▶ **Source material**:
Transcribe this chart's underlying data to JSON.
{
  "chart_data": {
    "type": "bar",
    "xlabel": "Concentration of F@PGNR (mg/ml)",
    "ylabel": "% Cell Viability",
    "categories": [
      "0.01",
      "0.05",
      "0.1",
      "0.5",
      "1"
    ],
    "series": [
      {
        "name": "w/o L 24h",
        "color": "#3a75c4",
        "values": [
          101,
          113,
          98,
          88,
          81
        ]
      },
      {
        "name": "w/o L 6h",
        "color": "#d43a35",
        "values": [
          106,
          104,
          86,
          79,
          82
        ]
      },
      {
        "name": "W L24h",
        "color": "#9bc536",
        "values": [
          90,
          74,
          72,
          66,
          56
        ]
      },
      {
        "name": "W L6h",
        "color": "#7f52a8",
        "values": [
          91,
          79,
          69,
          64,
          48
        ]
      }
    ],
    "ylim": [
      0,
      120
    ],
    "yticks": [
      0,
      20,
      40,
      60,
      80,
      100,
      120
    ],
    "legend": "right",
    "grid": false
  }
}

▶ **Task**: The word "color" appears in how many lines of the data? Answer with only the number.

▶ **Response**: 4